Dataset excerpt
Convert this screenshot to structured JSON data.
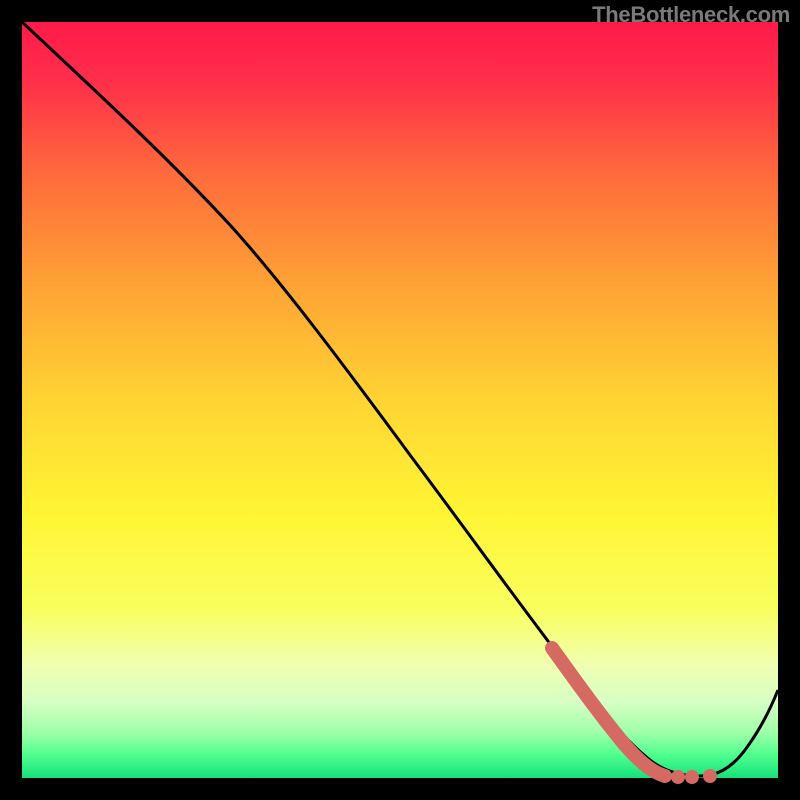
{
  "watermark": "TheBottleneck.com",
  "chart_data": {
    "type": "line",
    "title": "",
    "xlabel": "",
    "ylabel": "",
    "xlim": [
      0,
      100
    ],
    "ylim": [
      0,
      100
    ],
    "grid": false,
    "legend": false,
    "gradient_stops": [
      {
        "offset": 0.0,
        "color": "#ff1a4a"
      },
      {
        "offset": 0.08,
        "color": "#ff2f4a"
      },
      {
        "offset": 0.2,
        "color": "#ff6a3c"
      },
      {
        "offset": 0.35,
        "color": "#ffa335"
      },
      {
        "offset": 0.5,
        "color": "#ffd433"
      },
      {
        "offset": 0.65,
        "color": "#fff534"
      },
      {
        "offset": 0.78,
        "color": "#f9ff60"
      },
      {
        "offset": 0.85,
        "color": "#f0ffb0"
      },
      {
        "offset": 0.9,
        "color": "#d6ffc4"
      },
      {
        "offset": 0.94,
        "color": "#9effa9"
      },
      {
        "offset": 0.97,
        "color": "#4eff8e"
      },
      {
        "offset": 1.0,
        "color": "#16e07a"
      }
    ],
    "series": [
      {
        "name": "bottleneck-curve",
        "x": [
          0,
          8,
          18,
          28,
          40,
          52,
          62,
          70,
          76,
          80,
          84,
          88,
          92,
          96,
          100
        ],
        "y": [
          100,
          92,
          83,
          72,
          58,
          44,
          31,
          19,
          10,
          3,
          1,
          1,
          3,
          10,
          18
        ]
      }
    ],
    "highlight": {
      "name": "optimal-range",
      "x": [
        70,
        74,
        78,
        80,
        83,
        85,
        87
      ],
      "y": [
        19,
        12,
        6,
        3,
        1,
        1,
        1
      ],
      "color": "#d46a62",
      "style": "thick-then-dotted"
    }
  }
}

PROBLEM REQUIREMENTS: From the data above, pick out each line containing "offset" and copy it.

COMPLETE ANSWER:
        "offset": 0.0,
        "offset": 0.08,
        "offset": 0.2,
        "offset": 0.35,
        "offset": 0.5,
        "offset": 0.65,
        "offset": 0.78,
        "offset": 0.85,
        "offset": 0.9,
        "offset": 0.94,
        "offset": 0.97,
        "offset": 1.0,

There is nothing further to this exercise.